- _SET TASK_
Your task is to output the listing word for word, with pictures excluded.

- _DATA TO PROCESS_

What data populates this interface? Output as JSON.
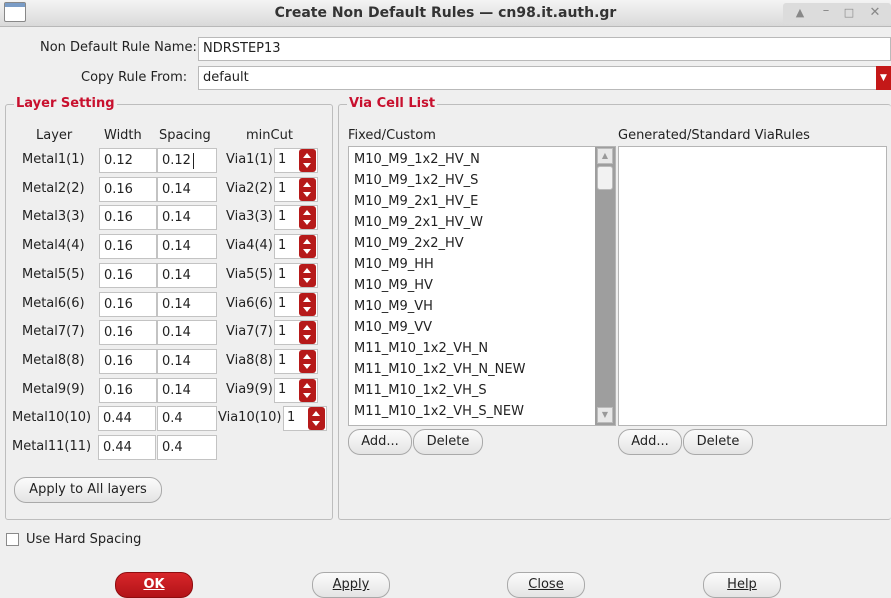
{
  "window": {
    "title": "Create Non Default Rules — cn98.it.auth.gr"
  },
  "form": {
    "ndr_name_label": "Non Default Rule Name:",
    "ndr_name_value": "NDRSTEP13",
    "copy_from_label": "Copy Rule From:",
    "copy_from_value": "default"
  },
  "layer_setting": {
    "title": "Layer Setting",
    "headers": {
      "layer": "Layer",
      "width": "Width",
      "spacing": "Spacing",
      "mincut": "minCut"
    },
    "rows": [
      {
        "layer": "Metal1(1)",
        "width": "0.12",
        "spacing": "0.12",
        "via": "Via1(1)",
        "mincut": "1"
      },
      {
        "layer": "Metal2(2)",
        "width": "0.16",
        "spacing": "0.14",
        "via": "Via2(2)",
        "mincut": "1"
      },
      {
        "layer": "Metal3(3)",
        "width": "0.16",
        "spacing": "0.14",
        "via": "Via3(3)",
        "mincut": "1"
      },
      {
        "layer": "Metal4(4)",
        "width": "0.16",
        "spacing": "0.14",
        "via": "Via4(4)",
        "mincut": "1"
      },
      {
        "layer": "Metal5(5)",
        "width": "0.16",
        "spacing": "0.14",
        "via": "Via5(5)",
        "mincut": "1"
      },
      {
        "layer": "Metal6(6)",
        "width": "0.16",
        "spacing": "0.14",
        "via": "Via6(6)",
        "mincut": "1"
      },
      {
        "layer": "Metal7(7)",
        "width": "0.16",
        "spacing": "0.14",
        "via": "Via7(7)",
        "mincut": "1"
      },
      {
        "layer": "Metal8(8)",
        "width": "0.16",
        "spacing": "0.14",
        "via": "Via8(8)",
        "mincut": "1"
      },
      {
        "layer": "Metal9(9)",
        "width": "0.16",
        "spacing": "0.14",
        "via": "Via9(9)",
        "mincut": "1"
      },
      {
        "layer": "Metal10(10)",
        "width": "0.44",
        "spacing": "0.4",
        "via": "Via10(10)",
        "mincut": "1"
      },
      {
        "layer": "Metal11(11)",
        "width": "0.44",
        "spacing": "0.4"
      }
    ],
    "apply_all_label": "Apply to All layers"
  },
  "via_cell_list": {
    "title": "Via Cell List",
    "fixed_label": "Fixed/Custom",
    "generated_label": "Generated/Standard ViaRules",
    "fixed_items": [
      "M10_M9_1x2_HV_N",
      "M10_M9_1x2_HV_S",
      "M10_M9_2x1_HV_E",
      "M10_M9_2x1_HV_W",
      "M10_M9_2x2_HV",
      "M10_M9_HH",
      "M10_M9_HV",
      "M10_M9_VH",
      "M10_M9_VV",
      "M11_M10_1x2_VH_N",
      "M11_M10_1x2_VH_N_NEW",
      "M11_M10_1x2_VH_S",
      "M11_M10_1x2_VH_S_NEW"
    ],
    "generated_items": [],
    "add_label": "Add...",
    "delete_label": "Delete"
  },
  "hard_spacing": {
    "label": "Use Hard Spacing",
    "checked": false
  },
  "buttons": {
    "ok": "OK",
    "apply": "Apply",
    "close": "Close",
    "help": "Help"
  }
}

- _SOLUTION_
What data populates this interface? Output as JSON.
{
  "window": {
    "title": "Create Non Default Rules — cn98.it.auth.gr"
  },
  "form": {
    "ndr_name_label": "Non Default Rule Name:",
    "ndr_name_value": "NDRSTEP13",
    "copy_from_label": "Copy Rule From:",
    "copy_from_value": "default"
  },
  "layer_setting": {
    "title": "Layer Setting",
    "headers": {
      "layer": "Layer",
      "width": "Width",
      "spacing": "Spacing",
      "mincut": "minCut"
    },
    "rows": [
      {
        "layer": "Metal1(1)",
        "width": "0.12",
        "spacing": "0.12",
        "via": "Via1(1)",
        "mincut": "1"
      },
      {
        "layer": "Metal2(2)",
        "width": "0.16",
        "spacing": "0.14",
        "via": "Via2(2)",
        "mincut": "1"
      },
      {
        "layer": "Metal3(3)",
        "width": "0.16",
        "spacing": "0.14",
        "via": "Via3(3)",
        "mincut": "1"
      },
      {
        "layer": "Metal4(4)",
        "width": "0.16",
        "spacing": "0.14",
        "via": "Via4(4)",
        "mincut": "1"
      },
      {
        "layer": "Metal5(5)",
        "width": "0.16",
        "spacing": "0.14",
        "via": "Via5(5)",
        "mincut": "1"
      },
      {
        "layer": "Metal6(6)",
        "width": "0.16",
        "spacing": "0.14",
        "via": "Via6(6)",
        "mincut": "1"
      },
      {
        "layer": "Metal7(7)",
        "width": "0.16",
        "spacing": "0.14",
        "via": "Via7(7)",
        "mincut": "1"
      },
      {
        "layer": "Metal8(8)",
        "width": "0.16",
        "spacing": "0.14",
        "via": "Via8(8)",
        "mincut": "1"
      },
      {
        "layer": "Metal9(9)",
        "width": "0.16",
        "spacing": "0.14",
        "via": "Via9(9)",
        "mincut": "1"
      },
      {
        "layer": "Metal10(10)",
        "width": "0.44",
        "spacing": "0.4",
        "via": "Via10(10)",
        "mincut": "1"
      },
      {
        "layer": "Metal11(11)",
        "width": "0.44",
        "spacing": "0.4"
      }
    ],
    "apply_all_label": "Apply to All layers"
  },
  "via_cell_list": {
    "title": "Via Cell List",
    "fixed_label": "Fixed/Custom",
    "generated_label": "Generated/Standard ViaRules",
    "fixed_items": [
      "M10_M9_1x2_HV_N",
      "M10_M9_1x2_HV_S",
      "M10_M9_2x1_HV_E",
      "M10_M9_2x1_HV_W",
      "M10_M9_2x2_HV",
      "M10_M9_HH",
      "M10_M9_HV",
      "M10_M9_VH",
      "M10_M9_VV",
      "M11_M10_1x2_VH_N",
      "M11_M10_1x2_VH_N_NEW",
      "M11_M10_1x2_VH_S",
      "M11_M10_1x2_VH_S_NEW"
    ],
    "generated_items": [],
    "add_label": "Add...",
    "delete_label": "Delete"
  },
  "hard_spacing": {
    "label": "Use Hard Spacing",
    "checked": false
  },
  "buttons": {
    "ok": "OK",
    "apply": "Apply",
    "close": "Close",
    "help": "Help"
  }
}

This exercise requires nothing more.